> WHAT YOU WILL DO
Below are records. Copy every line with "JSON" in it.

(Excerpt from a dataset)
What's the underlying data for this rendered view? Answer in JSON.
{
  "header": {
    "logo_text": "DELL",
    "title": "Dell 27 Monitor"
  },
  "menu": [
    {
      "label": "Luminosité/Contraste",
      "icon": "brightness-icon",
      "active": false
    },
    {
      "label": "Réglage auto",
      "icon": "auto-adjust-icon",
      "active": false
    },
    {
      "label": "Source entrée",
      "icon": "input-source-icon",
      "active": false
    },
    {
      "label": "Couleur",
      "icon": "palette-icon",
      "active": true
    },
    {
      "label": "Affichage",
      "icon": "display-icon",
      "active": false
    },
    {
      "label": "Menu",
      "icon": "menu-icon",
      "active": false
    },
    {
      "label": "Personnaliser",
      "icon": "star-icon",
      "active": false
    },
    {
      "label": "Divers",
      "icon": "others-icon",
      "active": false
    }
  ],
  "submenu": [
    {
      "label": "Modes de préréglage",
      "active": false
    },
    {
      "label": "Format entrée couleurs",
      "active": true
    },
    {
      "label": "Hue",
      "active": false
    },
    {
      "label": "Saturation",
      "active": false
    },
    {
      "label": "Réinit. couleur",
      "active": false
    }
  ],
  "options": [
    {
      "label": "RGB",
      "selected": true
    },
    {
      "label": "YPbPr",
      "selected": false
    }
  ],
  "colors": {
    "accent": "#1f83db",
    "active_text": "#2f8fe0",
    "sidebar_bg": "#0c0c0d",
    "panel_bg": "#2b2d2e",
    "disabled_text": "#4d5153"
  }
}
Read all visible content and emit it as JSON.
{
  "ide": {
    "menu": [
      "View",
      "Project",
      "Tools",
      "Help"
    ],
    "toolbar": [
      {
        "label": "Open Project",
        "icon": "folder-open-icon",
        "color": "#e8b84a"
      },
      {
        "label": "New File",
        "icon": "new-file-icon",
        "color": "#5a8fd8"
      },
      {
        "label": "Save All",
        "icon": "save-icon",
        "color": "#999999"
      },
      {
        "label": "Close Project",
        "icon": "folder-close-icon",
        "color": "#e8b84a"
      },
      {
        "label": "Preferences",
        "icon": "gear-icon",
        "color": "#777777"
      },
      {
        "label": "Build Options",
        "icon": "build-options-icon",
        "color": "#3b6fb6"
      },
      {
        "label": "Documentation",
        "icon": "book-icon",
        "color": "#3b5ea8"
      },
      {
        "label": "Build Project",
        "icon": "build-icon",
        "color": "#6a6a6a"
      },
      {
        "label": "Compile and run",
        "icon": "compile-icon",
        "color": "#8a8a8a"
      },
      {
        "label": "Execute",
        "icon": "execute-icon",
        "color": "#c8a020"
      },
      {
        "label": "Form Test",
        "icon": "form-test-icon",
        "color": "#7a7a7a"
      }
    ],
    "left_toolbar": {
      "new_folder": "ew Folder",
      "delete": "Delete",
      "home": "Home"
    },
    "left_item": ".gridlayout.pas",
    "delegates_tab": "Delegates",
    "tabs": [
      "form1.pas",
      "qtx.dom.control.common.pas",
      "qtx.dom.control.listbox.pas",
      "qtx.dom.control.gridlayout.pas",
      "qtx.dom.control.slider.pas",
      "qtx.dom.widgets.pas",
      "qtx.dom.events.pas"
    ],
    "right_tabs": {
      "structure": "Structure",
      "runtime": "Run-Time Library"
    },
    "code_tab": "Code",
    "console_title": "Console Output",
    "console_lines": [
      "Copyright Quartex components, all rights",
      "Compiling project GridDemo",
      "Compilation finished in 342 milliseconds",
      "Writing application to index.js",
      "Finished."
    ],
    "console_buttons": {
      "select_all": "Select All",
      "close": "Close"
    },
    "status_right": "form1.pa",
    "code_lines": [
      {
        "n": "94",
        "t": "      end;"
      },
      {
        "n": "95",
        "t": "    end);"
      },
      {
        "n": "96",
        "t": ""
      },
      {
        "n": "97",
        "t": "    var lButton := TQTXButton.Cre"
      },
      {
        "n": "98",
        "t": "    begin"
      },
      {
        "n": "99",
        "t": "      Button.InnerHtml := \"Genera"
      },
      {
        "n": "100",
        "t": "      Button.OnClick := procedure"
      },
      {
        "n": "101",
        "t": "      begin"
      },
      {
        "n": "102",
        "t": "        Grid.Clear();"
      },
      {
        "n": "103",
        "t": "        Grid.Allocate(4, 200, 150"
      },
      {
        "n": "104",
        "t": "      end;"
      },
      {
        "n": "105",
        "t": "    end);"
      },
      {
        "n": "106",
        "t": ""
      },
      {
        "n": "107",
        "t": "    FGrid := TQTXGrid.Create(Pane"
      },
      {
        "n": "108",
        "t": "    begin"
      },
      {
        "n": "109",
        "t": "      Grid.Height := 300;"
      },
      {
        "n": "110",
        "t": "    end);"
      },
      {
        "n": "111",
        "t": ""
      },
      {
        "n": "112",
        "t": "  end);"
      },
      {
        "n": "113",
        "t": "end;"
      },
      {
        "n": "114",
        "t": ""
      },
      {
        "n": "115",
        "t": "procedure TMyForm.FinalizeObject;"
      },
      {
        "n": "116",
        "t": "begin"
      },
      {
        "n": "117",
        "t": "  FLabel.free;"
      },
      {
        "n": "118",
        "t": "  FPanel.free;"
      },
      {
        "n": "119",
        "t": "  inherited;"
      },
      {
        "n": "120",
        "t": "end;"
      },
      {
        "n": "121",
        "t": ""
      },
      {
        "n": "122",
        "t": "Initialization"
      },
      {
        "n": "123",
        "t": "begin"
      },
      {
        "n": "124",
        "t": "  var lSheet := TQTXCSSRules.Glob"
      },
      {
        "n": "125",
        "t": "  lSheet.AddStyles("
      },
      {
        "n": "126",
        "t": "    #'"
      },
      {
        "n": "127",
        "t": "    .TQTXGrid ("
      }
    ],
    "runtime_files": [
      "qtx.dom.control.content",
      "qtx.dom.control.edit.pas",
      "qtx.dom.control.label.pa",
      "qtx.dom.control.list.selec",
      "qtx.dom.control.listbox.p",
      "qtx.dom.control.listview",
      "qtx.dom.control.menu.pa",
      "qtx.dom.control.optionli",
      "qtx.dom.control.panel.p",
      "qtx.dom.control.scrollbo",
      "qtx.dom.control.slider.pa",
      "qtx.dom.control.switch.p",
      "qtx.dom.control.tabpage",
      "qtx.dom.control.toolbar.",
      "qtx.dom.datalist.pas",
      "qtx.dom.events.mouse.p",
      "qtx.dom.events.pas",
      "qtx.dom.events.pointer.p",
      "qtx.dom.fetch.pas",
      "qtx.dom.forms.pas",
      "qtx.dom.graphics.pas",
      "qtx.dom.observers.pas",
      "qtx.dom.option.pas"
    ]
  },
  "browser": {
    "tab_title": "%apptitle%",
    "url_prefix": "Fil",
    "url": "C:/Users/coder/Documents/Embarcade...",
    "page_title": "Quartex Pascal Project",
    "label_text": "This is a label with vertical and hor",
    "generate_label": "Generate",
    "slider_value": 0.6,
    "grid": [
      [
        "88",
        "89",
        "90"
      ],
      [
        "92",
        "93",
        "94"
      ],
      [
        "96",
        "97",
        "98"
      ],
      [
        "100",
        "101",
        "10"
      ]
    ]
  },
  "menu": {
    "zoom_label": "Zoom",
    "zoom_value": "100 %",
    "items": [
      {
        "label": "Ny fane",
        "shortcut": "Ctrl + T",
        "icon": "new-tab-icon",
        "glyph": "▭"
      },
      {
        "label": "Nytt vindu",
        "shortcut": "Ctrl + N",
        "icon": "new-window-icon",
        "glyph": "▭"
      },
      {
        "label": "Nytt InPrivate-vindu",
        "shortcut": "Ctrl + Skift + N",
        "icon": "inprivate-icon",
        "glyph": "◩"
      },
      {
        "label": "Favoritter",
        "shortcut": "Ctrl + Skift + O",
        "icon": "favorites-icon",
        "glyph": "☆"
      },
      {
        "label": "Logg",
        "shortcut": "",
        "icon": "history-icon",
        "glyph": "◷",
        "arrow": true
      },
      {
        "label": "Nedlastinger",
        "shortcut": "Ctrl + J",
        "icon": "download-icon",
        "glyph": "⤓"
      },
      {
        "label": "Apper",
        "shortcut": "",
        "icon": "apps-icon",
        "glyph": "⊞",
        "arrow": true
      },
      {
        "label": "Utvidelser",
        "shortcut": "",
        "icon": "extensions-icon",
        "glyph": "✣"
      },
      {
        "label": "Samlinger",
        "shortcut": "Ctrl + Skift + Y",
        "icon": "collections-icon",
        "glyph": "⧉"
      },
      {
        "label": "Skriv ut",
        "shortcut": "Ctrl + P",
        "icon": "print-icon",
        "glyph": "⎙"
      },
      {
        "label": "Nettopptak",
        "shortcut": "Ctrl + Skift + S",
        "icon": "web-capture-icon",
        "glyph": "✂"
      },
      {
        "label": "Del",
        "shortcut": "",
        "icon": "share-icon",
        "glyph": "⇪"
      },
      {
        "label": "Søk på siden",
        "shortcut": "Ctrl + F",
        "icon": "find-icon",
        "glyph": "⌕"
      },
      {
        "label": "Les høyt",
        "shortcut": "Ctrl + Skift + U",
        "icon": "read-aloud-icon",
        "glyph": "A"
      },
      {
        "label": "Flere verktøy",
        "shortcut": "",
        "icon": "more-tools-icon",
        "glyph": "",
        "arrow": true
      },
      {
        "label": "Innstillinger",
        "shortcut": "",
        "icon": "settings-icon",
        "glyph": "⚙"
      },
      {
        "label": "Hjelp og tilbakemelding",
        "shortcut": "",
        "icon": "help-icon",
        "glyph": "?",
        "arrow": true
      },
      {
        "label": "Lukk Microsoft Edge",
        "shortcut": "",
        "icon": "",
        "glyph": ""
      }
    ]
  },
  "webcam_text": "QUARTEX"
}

> SOLUTION TO THIS EXERCISE
What's the underlying data for this rendered view? Answer in JSON.
Read all visible content and emit it as JSON.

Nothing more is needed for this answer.